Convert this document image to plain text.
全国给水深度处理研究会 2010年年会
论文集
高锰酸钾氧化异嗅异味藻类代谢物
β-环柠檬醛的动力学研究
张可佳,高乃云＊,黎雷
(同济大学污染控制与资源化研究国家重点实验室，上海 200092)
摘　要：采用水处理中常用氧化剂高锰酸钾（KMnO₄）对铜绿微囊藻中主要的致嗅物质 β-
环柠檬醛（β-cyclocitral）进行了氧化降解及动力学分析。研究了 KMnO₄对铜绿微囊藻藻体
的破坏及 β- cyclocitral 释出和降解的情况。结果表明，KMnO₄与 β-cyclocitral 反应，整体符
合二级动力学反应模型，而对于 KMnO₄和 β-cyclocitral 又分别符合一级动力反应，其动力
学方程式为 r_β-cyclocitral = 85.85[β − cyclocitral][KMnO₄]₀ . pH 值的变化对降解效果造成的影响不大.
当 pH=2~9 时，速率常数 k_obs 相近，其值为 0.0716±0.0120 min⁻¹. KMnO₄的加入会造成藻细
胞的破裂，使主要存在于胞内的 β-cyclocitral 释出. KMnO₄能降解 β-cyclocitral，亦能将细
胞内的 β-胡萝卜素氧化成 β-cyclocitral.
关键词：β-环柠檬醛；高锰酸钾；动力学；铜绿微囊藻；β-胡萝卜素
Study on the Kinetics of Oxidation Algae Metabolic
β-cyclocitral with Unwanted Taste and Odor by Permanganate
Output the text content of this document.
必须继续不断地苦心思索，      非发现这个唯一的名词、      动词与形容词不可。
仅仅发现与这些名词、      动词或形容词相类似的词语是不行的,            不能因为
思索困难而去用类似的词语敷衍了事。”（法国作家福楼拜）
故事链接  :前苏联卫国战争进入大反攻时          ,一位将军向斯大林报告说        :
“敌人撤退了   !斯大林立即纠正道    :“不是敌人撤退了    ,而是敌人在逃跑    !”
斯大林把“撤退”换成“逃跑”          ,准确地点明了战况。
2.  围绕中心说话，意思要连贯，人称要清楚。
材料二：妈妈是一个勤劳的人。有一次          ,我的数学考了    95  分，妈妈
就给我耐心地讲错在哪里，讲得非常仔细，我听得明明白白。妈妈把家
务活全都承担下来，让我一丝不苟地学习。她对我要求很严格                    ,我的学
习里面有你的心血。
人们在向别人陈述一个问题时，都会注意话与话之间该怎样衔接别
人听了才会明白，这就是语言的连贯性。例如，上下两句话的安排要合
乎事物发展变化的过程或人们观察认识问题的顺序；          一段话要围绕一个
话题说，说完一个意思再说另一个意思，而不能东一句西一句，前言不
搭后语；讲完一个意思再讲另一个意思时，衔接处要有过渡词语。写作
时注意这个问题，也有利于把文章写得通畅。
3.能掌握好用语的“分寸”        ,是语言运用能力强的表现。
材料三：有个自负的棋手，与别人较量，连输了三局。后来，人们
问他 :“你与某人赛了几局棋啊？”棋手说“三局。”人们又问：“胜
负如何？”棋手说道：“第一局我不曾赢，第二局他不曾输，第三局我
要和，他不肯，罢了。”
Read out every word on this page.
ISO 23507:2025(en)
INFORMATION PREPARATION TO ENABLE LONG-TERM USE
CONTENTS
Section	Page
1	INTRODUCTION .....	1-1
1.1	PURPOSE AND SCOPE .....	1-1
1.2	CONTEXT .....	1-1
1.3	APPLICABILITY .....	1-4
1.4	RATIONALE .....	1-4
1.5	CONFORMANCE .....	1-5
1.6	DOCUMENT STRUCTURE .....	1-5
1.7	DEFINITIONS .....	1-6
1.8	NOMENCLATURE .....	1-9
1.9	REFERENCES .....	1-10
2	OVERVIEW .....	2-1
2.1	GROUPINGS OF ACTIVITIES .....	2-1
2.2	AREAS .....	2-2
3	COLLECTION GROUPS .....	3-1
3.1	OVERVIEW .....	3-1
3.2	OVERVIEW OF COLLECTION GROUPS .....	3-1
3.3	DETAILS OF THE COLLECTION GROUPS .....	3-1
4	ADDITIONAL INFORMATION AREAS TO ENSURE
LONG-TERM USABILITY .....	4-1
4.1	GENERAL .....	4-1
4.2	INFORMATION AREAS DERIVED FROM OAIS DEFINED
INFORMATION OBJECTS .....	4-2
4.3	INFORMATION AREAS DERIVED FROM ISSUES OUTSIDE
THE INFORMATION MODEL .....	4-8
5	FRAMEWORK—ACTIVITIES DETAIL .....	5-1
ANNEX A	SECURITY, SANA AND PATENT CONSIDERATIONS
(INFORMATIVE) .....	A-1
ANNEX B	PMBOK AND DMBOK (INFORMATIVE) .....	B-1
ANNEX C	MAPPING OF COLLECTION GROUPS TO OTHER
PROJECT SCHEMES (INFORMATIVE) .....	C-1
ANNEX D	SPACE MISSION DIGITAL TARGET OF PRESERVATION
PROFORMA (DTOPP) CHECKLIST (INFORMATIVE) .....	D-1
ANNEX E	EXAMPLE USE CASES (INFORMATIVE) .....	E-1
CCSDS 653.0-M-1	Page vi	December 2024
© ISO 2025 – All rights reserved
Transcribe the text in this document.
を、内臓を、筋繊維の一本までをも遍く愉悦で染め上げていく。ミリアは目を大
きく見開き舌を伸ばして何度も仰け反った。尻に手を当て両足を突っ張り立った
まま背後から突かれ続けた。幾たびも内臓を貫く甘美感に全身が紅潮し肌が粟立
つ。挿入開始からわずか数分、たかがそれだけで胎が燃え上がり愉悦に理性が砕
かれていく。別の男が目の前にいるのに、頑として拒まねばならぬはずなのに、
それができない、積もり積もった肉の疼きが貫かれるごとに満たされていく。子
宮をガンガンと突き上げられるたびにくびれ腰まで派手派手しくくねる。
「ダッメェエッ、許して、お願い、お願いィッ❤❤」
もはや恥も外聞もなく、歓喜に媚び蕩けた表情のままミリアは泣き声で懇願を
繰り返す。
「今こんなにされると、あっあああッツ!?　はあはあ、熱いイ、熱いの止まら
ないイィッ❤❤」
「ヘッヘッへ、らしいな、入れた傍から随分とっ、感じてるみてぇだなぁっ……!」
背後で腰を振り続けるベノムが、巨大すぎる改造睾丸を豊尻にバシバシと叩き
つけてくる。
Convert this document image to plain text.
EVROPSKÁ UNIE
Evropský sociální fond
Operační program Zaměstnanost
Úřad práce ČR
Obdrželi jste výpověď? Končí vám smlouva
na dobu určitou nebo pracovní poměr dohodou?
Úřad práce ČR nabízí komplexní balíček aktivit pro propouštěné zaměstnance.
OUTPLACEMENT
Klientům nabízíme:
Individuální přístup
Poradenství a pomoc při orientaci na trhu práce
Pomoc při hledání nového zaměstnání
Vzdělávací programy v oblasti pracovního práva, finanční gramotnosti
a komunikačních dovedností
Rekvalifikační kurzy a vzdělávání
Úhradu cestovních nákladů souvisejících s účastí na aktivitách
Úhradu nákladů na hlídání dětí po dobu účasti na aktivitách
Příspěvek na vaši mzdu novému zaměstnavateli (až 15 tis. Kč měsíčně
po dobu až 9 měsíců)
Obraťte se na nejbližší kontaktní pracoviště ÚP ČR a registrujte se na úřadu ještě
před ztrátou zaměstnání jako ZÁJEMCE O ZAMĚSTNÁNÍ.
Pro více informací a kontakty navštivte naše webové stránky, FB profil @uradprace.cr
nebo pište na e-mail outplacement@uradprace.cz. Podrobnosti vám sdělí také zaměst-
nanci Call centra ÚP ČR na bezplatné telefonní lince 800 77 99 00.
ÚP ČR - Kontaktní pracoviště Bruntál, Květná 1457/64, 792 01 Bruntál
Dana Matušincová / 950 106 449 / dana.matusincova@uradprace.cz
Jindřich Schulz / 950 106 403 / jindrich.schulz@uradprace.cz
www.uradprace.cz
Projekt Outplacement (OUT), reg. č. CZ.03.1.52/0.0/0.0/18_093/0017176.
************
__Work instructions__
From the records above, how many lines include the word "práce"? Only the number is wanted.

__Task solution__
3